Information provided:
= = =
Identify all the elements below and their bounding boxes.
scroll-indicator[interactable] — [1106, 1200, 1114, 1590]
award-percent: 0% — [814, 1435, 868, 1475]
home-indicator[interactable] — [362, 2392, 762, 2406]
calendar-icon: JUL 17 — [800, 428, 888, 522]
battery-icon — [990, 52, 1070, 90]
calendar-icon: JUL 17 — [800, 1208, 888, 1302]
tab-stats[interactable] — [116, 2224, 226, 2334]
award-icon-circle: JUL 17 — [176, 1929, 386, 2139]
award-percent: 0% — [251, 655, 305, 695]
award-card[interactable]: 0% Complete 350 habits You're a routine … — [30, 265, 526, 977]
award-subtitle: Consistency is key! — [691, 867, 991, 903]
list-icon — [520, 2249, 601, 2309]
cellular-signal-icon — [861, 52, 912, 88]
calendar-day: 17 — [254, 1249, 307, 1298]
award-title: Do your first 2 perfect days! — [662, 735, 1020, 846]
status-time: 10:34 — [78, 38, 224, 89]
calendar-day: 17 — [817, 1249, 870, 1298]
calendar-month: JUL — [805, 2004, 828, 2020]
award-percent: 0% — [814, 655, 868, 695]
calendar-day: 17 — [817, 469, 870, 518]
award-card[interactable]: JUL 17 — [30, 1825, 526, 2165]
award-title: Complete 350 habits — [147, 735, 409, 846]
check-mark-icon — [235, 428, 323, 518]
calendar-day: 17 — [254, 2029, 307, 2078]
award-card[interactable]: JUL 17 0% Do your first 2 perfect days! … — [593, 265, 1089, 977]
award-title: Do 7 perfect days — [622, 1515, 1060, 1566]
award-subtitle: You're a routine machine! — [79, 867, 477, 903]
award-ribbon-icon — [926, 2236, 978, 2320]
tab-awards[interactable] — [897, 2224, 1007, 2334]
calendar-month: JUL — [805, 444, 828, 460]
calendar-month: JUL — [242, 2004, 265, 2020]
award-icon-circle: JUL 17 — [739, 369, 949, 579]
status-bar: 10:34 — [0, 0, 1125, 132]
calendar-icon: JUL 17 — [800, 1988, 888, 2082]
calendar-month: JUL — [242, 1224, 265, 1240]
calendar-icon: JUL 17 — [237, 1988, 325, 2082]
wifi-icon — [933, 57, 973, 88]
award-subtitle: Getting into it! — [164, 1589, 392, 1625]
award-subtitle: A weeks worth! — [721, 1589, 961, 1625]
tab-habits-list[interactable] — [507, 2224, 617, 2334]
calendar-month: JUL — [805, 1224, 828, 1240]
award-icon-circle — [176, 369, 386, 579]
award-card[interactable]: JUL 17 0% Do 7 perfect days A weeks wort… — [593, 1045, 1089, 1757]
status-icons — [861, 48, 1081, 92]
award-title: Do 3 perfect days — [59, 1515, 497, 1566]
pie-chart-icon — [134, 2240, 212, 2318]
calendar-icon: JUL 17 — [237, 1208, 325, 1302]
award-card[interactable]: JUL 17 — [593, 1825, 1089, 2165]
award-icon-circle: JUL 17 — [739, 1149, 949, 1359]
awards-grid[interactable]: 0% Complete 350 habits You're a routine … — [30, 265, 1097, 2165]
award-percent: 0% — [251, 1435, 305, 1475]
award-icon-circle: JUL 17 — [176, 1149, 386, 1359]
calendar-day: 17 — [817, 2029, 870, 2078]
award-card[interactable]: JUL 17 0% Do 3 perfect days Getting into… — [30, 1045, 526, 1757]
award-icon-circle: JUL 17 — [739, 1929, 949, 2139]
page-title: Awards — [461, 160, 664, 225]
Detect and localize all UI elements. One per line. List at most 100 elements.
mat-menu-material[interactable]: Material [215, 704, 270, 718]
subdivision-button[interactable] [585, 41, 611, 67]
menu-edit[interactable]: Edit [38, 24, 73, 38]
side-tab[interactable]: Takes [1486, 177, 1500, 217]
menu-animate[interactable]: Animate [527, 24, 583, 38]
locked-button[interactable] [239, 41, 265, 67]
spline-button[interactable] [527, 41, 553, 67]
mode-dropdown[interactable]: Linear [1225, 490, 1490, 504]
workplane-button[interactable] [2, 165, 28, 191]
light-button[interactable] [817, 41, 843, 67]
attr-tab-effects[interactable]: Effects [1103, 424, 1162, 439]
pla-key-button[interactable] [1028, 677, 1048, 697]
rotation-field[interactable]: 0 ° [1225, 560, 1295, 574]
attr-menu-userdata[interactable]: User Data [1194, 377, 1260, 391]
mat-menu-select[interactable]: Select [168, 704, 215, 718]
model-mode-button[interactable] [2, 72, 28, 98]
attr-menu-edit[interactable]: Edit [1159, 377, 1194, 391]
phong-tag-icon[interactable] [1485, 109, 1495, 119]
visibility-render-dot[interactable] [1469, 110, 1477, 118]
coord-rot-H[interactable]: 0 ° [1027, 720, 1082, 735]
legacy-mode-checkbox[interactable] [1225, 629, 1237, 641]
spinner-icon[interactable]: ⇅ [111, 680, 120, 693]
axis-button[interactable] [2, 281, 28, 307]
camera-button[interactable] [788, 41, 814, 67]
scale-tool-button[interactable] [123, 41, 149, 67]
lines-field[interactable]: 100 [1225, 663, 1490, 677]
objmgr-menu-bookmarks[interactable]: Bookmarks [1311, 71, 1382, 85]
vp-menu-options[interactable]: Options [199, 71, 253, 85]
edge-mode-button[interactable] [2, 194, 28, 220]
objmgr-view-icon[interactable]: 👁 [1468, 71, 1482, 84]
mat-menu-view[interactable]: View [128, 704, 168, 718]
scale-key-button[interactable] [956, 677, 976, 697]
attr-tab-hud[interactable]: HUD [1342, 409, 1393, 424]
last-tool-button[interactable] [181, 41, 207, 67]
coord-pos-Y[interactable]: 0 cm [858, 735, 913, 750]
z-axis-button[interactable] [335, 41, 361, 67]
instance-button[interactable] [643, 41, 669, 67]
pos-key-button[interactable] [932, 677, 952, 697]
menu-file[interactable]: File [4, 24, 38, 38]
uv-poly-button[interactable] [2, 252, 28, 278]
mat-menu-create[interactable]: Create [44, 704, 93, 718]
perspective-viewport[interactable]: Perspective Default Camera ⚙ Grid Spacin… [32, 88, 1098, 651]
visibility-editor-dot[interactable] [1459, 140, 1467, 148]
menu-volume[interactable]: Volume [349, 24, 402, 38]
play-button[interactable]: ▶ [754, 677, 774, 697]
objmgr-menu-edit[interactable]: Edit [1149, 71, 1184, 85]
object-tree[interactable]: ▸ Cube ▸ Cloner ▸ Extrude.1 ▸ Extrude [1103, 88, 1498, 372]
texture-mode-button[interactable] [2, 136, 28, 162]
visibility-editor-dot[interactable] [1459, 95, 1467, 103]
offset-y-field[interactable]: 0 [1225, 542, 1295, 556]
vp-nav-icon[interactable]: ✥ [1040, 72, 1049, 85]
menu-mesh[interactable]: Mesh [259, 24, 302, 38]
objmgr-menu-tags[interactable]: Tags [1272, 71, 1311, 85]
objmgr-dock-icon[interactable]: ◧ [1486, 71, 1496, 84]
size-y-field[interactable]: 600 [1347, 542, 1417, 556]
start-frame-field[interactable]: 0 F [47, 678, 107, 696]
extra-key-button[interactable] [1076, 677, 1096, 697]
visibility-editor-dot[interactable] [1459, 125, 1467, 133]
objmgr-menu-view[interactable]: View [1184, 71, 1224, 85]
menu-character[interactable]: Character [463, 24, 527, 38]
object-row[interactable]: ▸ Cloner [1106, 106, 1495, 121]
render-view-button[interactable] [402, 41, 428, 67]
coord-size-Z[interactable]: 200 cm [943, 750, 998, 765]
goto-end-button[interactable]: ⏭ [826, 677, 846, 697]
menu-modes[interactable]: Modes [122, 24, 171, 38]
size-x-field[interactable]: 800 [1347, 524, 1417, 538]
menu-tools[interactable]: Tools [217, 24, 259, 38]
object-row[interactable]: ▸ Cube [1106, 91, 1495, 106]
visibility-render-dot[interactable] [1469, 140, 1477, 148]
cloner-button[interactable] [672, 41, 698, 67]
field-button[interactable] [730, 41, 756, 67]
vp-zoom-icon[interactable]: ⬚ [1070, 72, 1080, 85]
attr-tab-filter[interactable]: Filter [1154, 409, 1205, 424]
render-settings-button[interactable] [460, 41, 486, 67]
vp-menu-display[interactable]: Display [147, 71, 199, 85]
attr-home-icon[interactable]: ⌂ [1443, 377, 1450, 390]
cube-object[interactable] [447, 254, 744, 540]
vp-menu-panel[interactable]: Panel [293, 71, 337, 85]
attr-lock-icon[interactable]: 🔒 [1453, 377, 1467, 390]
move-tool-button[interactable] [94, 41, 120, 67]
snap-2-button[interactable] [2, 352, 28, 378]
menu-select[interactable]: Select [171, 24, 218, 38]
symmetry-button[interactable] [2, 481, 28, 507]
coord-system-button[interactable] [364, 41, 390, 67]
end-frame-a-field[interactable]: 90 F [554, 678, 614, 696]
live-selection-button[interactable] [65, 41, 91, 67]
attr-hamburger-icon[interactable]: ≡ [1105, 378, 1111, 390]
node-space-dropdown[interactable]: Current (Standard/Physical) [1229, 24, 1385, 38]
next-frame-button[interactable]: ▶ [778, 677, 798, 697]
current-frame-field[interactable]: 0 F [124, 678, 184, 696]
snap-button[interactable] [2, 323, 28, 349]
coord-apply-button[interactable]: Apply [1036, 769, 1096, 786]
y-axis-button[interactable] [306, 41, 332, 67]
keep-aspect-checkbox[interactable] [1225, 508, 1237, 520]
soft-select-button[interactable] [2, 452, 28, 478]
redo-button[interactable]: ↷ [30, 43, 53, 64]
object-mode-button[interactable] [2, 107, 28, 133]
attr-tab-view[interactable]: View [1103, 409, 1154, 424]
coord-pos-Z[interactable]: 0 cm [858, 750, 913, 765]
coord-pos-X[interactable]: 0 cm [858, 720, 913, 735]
= = =
Goal:
Copy the material above line for line, starting at its first line and ending at the line that contains "calendar-day: 17 — [817, 1249, 870, 1298]", with both of those lines included.

Reply to the task:
Identify all the elements below and their bounding boxes.
scroll-indicator[interactable] — [1106, 1200, 1114, 1590]
award-percent: 0% — [814, 1435, 868, 1475]
home-indicator[interactable] — [362, 2392, 762, 2406]
calendar-icon: JUL 17 — [800, 428, 888, 522]
battery-icon — [990, 52, 1070, 90]
calendar-icon: JUL 17 — [800, 1208, 888, 1302]
tab-stats[interactable] — [116, 2224, 226, 2334]
award-icon-circle: JUL 17 — [176, 1929, 386, 2139]
award-percent: 0% — [251, 655, 305, 695]
award-card[interactable]: 0% Complete 350 habits You're a routine … — [30, 265, 526, 977]
award-subtitle: Consistency is key! — [691, 867, 991, 903]
list-icon — [520, 2249, 601, 2309]
cellular-signal-icon — [861, 52, 912, 88]
calendar-day: 17 — [254, 1249, 307, 1298]
award-title: Do your first 2 perfect days! — [662, 735, 1020, 846]
status-time: 10:34 — [78, 38, 224, 89]
calendar-day: 17 — [817, 1249, 870, 1298]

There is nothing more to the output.